### RECORDS PROVIDED
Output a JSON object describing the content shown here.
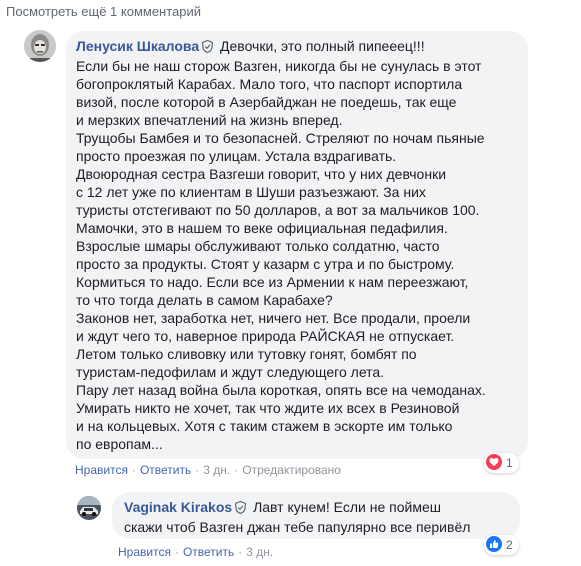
{
  "more_comments": "Посмотреть ещё 1 комментарий",
  "comments": [
    {
      "author": "Ленусик Шкалова",
      "first_line": "Девочки, это полный пипееец!!!",
      "paragraphs": [
        "Если бы не наш сторож Вазген, никогда бы не сунулась в этот\nбогопроклятый Карабах. Мало того, что паспорт испортила\nвизой, после которой в Азербайджан не поедешь, так еще\nи мерзких впечатлений на жизнь вперед.",
        "Трущобы Бамбея и то безопасней. Стреляют по ночам пьяные\nпросто проезжая по улицам. Устала вздрагивать.",
        "Двоюродная сестра Вазгеши говорит, что у них девчонки\nс 12 лет уже по клиентам в Шуши разъезжают. За них\nтуристы отстегивают по 50 долларов, а вот за мальчиков 100.\nМамочки, это в нашем то веке официальная педафилия.",
        "Взрослые шмары обслуживают только солдатню, часто\nпросто за продукты. Стоят у казарм с утра и по быстрому.\nКормиться то надо. Если все из Армении к нам переезжают,\nто что тогда делать в самом Карабахе?",
        "Законов нет, заработка нет, ничего нет. Все продали, проели\nи ждут чего то, наверное природа РАЙСКАЯ не отпускает.",
        "Летом только сливовку или тутовку гонят, бомбят по\nтуристам-педофилам и ждут следующего лета.",
        "Пару лет назад война была короткая, опять все на чемоданах.\nУмирать никто не хочет, так что ждите их всех в Резиновой\nи на кольцевых. Хотя с таким стажем в эскорте им только\nпо европам..."
      ],
      "actions": {
        "like": "Нравится",
        "reply": "Ответить",
        "time": "3 дн.",
        "edited": "Отредактировано"
      },
      "reactions": {
        "count": "1",
        "icon": "love-reaction-icon",
        "color": "#f33e58"
      }
    },
    {
      "author": "Vaginak Kirakos",
      "first_line": "Лавт кунем! Если не поймеш",
      "paragraphs": [
        "скажи чтоб Вазген джан тебе папулярно все перивёл"
      ],
      "actions": {
        "like": "Нравится",
        "reply": "Ответить",
        "time": "3 дн."
      },
      "reactions": {
        "count": "2",
        "icon": "like-reaction-icon",
        "color": "#1877f2"
      }
    }
  ],
  "separator": "·",
  "colors": {
    "link": "#385898",
    "meta": "#90949c",
    "bubble": "#f2f3f5"
  }
}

### WRITTEN REQUEST
Tally the lines above that contain the word "nпросто", and reply with only the number.

### ANSWER TO THIS PROBLEM
2